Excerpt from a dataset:
-- start --

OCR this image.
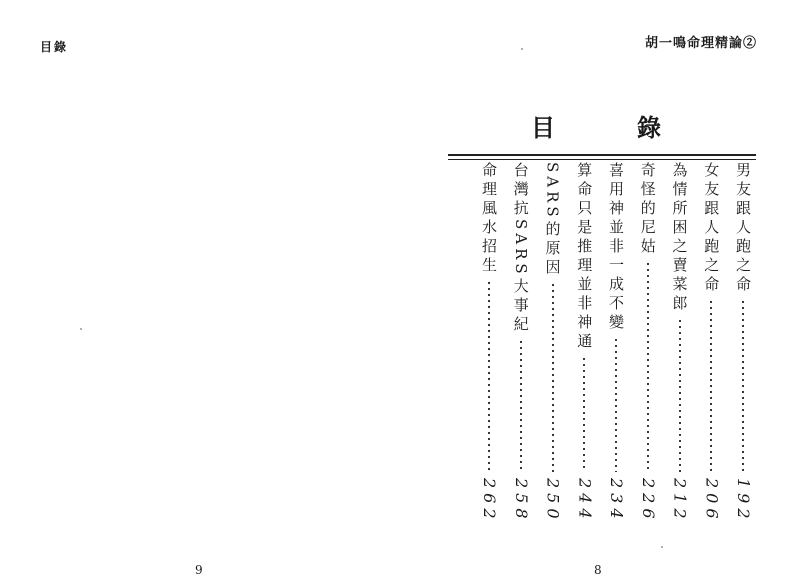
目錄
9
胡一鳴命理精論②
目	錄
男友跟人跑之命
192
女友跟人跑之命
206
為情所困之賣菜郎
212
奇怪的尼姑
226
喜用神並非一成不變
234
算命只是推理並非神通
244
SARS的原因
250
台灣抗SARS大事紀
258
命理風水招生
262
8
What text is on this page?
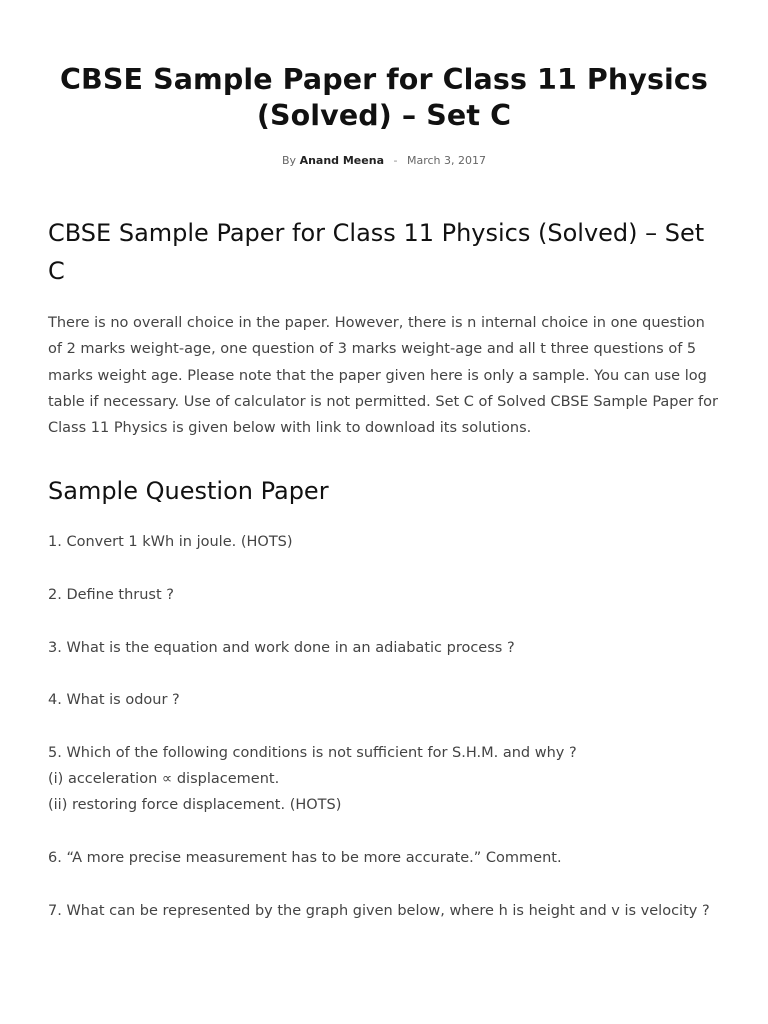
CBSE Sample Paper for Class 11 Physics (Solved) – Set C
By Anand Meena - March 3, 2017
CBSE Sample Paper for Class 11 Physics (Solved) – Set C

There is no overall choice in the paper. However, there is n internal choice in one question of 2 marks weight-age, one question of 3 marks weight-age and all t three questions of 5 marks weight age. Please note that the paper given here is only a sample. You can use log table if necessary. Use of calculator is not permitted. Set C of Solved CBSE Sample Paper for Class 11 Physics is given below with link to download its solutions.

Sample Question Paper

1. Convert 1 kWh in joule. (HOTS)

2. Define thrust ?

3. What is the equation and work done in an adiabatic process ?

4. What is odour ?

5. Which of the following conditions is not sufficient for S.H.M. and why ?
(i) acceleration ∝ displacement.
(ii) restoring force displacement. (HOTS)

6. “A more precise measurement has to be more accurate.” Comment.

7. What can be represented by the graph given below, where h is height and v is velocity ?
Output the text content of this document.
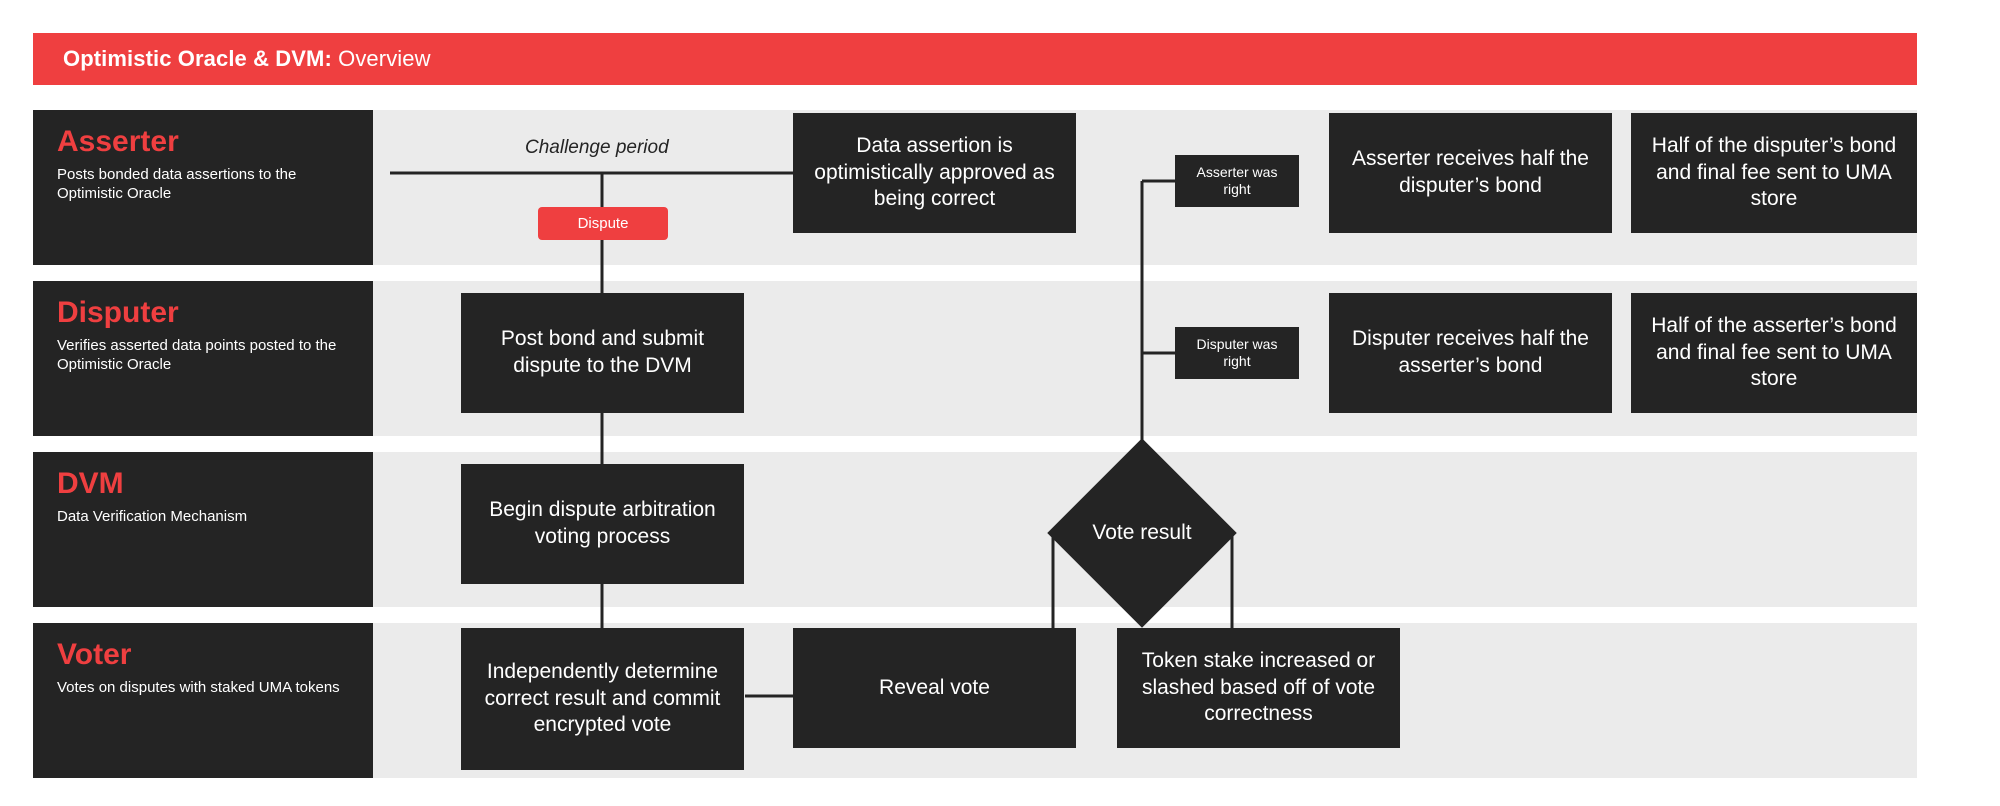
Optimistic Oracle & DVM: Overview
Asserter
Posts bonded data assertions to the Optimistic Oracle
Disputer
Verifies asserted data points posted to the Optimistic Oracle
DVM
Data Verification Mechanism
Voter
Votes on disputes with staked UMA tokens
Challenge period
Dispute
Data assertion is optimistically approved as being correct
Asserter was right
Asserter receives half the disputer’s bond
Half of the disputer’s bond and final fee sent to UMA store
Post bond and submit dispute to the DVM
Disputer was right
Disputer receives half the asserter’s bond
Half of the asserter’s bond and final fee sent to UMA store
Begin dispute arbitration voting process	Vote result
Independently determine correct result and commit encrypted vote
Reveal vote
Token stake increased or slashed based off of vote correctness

-- end --

### [Problem]
Every line of the records that includes the word "HOTS" should be gathered.

### [Exercise output]
1. Convert 1 kWh in joule. (HOTS)
(ii) restoring force displacement. (HOTS)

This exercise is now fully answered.